Given task >> Below are the records. List every line holding the word "this".
┏━━
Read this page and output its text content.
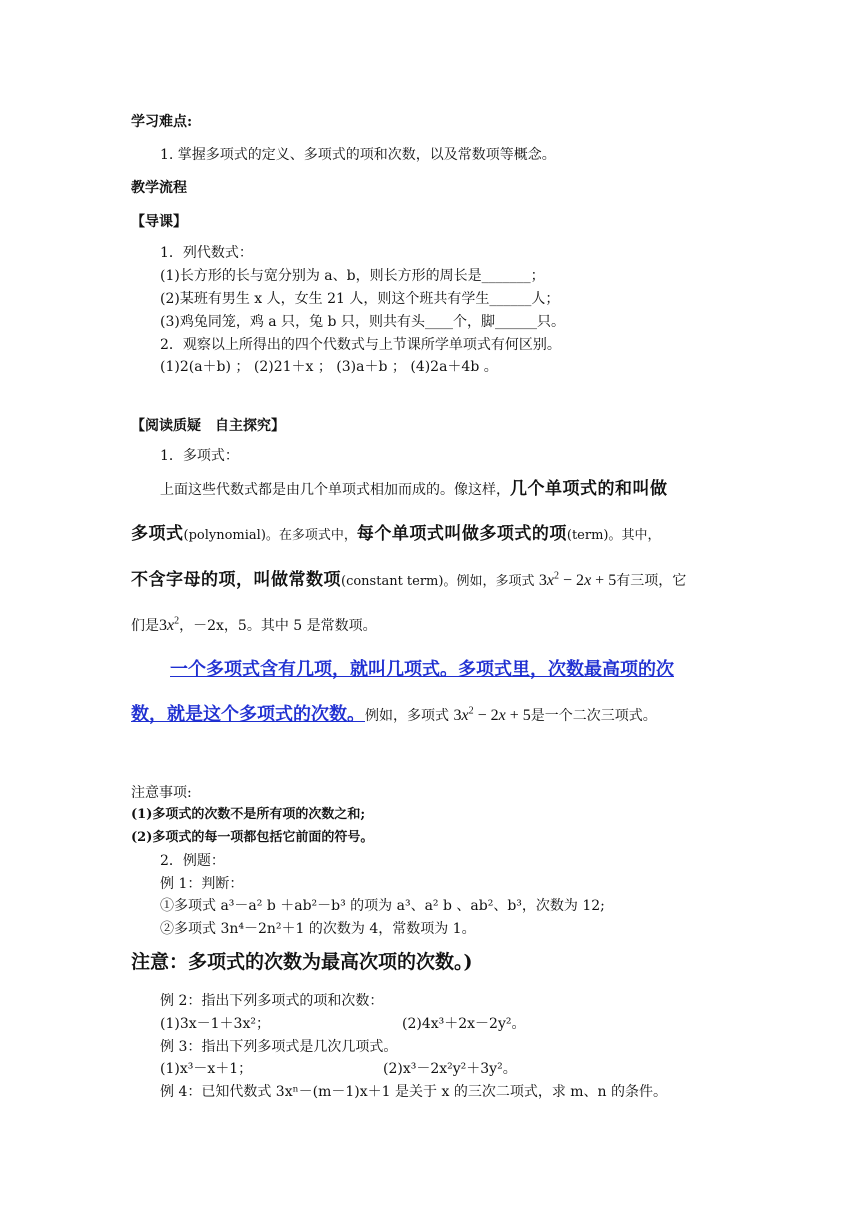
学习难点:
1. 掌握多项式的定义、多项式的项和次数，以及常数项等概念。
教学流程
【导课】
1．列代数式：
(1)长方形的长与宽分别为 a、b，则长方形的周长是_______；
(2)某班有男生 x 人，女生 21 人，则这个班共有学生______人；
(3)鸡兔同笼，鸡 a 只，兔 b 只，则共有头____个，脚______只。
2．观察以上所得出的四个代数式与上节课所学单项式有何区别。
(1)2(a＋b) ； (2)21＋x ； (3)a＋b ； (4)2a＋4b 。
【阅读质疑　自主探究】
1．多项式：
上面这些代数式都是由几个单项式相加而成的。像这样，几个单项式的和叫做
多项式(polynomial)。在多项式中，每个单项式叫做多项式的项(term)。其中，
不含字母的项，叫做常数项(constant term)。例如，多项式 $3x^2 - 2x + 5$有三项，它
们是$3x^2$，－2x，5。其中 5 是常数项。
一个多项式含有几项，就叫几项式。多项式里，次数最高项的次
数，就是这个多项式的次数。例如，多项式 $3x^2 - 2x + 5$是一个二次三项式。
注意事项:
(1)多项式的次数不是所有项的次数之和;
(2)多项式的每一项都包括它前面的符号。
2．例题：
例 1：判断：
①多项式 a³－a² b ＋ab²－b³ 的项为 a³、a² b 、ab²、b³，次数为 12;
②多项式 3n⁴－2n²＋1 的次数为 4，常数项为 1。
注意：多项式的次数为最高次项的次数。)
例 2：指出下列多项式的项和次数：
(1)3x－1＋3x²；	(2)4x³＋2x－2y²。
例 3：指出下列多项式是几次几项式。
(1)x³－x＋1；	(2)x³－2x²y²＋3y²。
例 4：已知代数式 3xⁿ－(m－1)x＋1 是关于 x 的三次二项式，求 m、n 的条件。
┗━━
┏━━
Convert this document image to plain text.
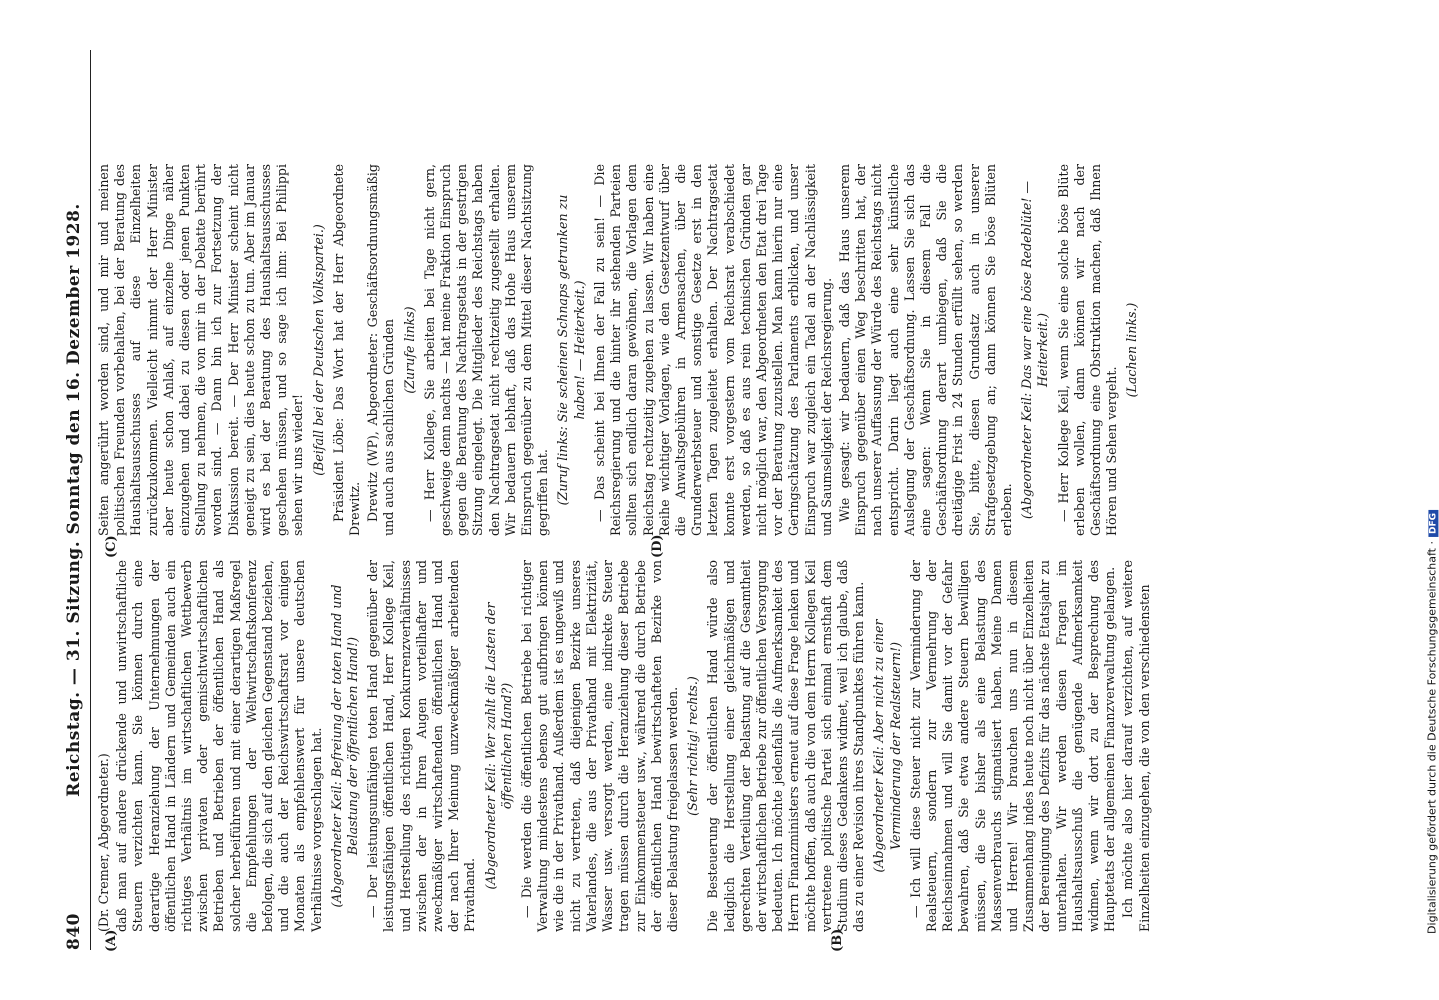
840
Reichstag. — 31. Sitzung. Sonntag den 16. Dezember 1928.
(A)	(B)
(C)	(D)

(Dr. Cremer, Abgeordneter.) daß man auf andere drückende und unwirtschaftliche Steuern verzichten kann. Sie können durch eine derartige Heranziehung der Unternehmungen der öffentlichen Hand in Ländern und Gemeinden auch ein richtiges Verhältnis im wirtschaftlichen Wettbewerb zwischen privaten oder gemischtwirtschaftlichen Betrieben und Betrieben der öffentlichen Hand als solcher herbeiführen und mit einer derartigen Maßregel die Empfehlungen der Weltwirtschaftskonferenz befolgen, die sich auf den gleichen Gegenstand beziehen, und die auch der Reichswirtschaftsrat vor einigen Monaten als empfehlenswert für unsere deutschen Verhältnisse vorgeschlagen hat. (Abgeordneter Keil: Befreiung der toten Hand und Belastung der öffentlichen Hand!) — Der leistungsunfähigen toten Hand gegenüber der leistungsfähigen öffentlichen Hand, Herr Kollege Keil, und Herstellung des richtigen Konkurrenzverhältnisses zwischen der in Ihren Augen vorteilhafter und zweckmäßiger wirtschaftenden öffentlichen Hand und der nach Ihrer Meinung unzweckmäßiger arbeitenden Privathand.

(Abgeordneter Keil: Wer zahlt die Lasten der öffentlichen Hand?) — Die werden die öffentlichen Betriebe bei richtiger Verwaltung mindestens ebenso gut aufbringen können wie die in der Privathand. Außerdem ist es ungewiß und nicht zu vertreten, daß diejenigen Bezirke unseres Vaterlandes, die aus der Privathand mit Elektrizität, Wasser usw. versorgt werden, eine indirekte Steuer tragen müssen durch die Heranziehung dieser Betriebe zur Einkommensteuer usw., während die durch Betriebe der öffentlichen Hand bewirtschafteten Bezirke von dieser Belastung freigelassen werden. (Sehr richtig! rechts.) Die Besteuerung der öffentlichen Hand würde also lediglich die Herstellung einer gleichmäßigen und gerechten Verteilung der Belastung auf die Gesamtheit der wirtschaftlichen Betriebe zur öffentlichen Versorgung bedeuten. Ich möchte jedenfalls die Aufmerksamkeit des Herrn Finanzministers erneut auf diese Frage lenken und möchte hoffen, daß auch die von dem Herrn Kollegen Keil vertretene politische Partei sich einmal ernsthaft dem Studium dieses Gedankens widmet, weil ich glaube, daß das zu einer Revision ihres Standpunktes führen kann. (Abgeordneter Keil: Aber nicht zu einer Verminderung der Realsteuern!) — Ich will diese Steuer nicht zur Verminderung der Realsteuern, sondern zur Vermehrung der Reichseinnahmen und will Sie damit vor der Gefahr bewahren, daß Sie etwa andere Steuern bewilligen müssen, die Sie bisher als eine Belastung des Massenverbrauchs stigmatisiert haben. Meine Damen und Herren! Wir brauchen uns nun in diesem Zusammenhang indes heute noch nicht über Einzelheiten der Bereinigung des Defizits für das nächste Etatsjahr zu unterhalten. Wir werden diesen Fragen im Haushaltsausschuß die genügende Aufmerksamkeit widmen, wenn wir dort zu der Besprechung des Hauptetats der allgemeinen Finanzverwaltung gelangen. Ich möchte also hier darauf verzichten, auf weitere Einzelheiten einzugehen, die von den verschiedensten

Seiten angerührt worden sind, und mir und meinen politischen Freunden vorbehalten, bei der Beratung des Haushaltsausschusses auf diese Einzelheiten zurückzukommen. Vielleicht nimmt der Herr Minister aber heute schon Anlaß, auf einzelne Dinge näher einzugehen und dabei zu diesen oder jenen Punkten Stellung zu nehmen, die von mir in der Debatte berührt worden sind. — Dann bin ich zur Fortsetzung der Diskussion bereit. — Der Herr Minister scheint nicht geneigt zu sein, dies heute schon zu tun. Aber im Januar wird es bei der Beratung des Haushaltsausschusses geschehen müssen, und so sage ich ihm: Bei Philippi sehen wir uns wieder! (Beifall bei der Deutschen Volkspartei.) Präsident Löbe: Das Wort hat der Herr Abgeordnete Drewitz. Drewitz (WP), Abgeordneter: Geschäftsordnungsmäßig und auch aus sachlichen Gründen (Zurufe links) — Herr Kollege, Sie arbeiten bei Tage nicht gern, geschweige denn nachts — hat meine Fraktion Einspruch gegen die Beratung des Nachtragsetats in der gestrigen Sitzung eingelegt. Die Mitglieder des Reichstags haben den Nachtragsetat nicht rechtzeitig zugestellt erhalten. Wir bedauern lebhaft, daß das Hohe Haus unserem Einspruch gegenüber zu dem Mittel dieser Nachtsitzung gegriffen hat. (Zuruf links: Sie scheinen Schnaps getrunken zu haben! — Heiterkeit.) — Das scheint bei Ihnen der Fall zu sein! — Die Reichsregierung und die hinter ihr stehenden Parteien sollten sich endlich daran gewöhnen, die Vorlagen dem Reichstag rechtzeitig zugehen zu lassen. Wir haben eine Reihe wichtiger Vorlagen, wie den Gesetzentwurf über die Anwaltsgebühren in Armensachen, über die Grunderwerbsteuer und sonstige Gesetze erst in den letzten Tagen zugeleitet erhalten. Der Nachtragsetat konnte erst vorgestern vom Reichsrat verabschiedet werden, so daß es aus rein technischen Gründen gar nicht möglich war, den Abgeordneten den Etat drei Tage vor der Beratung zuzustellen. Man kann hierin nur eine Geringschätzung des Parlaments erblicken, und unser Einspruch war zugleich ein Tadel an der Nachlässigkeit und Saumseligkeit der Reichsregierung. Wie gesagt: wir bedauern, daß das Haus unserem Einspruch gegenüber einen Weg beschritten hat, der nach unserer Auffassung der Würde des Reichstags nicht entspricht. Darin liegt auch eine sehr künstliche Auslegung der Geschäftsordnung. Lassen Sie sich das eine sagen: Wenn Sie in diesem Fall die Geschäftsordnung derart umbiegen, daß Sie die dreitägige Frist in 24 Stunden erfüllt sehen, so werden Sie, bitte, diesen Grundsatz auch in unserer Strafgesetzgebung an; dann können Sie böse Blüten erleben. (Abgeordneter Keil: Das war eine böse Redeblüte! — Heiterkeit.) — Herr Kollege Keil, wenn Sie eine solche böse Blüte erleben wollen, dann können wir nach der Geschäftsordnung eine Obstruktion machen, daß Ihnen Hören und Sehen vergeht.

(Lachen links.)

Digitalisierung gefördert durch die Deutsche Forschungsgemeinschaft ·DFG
┗━━
Reply >>
Read this page and output its text content.
Convert this document image to plain text.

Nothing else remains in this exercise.